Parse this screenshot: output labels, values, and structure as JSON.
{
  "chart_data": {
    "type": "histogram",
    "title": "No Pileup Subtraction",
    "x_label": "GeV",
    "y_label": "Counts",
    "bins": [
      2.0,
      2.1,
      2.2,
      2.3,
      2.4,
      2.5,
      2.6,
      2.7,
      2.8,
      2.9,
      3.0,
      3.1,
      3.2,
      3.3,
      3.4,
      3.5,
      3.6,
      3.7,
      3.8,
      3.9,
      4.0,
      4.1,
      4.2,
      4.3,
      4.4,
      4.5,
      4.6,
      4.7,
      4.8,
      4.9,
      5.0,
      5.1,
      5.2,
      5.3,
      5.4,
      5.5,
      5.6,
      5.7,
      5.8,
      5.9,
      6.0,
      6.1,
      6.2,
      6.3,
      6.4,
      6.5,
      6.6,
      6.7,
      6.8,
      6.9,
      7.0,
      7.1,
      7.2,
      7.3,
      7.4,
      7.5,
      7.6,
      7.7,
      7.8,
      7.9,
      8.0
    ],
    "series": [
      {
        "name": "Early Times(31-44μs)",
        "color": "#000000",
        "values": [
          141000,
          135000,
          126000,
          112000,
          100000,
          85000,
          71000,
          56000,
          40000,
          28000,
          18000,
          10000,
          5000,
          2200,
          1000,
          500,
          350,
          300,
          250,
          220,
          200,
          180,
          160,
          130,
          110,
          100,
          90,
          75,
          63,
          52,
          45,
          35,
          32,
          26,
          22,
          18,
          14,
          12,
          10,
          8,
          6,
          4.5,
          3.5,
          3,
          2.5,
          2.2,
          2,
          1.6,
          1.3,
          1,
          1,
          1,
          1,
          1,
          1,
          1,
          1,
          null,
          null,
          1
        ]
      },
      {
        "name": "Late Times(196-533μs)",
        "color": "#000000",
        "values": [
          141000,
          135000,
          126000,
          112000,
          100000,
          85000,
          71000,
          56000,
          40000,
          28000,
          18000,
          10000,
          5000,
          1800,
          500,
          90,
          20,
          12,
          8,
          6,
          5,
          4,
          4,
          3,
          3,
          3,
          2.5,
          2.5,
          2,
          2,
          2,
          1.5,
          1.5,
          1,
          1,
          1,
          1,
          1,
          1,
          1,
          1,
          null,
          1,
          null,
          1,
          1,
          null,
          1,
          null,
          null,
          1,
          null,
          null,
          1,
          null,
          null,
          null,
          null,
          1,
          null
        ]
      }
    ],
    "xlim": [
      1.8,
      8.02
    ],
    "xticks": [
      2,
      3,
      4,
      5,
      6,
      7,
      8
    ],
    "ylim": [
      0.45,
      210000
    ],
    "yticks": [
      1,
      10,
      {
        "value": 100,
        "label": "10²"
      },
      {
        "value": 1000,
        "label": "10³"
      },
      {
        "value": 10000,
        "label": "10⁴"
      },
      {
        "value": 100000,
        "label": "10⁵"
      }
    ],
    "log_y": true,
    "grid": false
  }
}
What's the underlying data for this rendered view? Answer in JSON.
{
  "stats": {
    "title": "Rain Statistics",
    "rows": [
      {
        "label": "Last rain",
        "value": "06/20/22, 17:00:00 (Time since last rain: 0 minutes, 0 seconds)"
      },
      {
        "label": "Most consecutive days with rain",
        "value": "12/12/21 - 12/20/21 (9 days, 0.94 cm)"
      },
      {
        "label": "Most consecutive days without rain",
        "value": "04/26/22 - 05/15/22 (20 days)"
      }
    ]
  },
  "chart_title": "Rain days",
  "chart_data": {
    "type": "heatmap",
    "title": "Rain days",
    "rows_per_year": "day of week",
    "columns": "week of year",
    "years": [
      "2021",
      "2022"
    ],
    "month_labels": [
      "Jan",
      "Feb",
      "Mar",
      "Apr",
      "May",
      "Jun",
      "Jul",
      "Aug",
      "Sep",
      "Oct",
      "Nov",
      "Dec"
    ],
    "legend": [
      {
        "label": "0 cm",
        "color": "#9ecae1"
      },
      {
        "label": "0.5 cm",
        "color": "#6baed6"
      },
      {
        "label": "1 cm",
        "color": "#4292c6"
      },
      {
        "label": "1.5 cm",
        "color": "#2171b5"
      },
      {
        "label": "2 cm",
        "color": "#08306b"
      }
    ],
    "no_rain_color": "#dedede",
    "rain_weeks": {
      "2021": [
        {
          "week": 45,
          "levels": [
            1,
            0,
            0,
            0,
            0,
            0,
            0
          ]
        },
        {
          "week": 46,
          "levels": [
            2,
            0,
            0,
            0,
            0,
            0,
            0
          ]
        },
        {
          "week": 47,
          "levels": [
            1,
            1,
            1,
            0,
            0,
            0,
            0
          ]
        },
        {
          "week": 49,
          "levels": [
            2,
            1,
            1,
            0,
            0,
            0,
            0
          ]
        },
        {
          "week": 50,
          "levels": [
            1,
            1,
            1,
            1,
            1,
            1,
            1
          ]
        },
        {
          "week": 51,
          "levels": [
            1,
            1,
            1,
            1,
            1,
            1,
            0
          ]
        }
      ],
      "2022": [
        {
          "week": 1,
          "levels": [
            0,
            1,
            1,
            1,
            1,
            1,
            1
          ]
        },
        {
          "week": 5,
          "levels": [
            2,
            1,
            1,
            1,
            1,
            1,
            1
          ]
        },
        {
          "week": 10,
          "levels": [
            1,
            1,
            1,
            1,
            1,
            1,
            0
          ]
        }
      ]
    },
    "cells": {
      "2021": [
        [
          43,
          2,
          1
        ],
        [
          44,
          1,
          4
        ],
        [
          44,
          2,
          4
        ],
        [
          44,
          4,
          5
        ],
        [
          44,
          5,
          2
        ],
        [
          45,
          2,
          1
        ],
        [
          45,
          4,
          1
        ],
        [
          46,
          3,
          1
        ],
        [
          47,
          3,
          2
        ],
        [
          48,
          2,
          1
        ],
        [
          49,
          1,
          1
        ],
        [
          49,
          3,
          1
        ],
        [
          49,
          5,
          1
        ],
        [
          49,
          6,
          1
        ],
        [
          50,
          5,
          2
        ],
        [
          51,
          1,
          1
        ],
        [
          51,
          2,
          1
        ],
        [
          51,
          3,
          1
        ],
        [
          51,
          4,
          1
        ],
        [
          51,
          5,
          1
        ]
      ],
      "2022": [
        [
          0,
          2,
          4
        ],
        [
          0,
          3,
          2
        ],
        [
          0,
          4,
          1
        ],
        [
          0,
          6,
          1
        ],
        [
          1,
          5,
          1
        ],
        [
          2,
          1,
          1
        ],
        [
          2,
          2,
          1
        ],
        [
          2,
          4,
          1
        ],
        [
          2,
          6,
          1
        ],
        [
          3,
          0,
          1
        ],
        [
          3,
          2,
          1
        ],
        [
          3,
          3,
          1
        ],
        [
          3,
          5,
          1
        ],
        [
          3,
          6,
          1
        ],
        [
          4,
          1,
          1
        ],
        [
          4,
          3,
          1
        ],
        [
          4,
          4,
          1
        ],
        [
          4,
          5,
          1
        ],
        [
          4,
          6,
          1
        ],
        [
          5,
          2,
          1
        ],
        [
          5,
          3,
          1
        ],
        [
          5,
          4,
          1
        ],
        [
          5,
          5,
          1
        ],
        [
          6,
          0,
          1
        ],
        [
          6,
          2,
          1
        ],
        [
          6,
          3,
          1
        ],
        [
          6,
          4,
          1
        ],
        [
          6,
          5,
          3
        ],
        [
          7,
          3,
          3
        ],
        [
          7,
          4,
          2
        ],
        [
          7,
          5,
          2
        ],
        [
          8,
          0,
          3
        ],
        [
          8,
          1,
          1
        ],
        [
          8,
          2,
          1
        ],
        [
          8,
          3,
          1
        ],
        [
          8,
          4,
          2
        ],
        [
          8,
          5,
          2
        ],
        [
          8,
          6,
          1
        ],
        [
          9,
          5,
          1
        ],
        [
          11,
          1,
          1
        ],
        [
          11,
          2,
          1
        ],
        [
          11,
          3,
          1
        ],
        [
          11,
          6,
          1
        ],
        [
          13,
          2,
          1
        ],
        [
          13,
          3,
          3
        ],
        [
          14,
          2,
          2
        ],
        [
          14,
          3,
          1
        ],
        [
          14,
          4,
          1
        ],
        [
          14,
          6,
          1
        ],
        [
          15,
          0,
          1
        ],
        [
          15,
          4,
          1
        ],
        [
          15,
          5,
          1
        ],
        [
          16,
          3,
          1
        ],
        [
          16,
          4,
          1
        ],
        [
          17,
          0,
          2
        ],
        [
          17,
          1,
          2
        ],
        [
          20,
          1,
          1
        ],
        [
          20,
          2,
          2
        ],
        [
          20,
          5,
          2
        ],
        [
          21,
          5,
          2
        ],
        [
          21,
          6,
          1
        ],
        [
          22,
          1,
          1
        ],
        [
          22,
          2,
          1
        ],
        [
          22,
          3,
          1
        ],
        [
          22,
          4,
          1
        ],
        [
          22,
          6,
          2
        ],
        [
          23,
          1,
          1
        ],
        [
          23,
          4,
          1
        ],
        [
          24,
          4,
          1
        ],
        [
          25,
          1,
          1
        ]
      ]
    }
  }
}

++++++++++++++++++++

(REQUIREMENTS) Scan the entries above. Copy each line that has the string "Times".

(ANSWER TO THIS EXERCISE)
        "name": "Early Times(31-44μs)",
        "name": "Late Times(196-533μs)",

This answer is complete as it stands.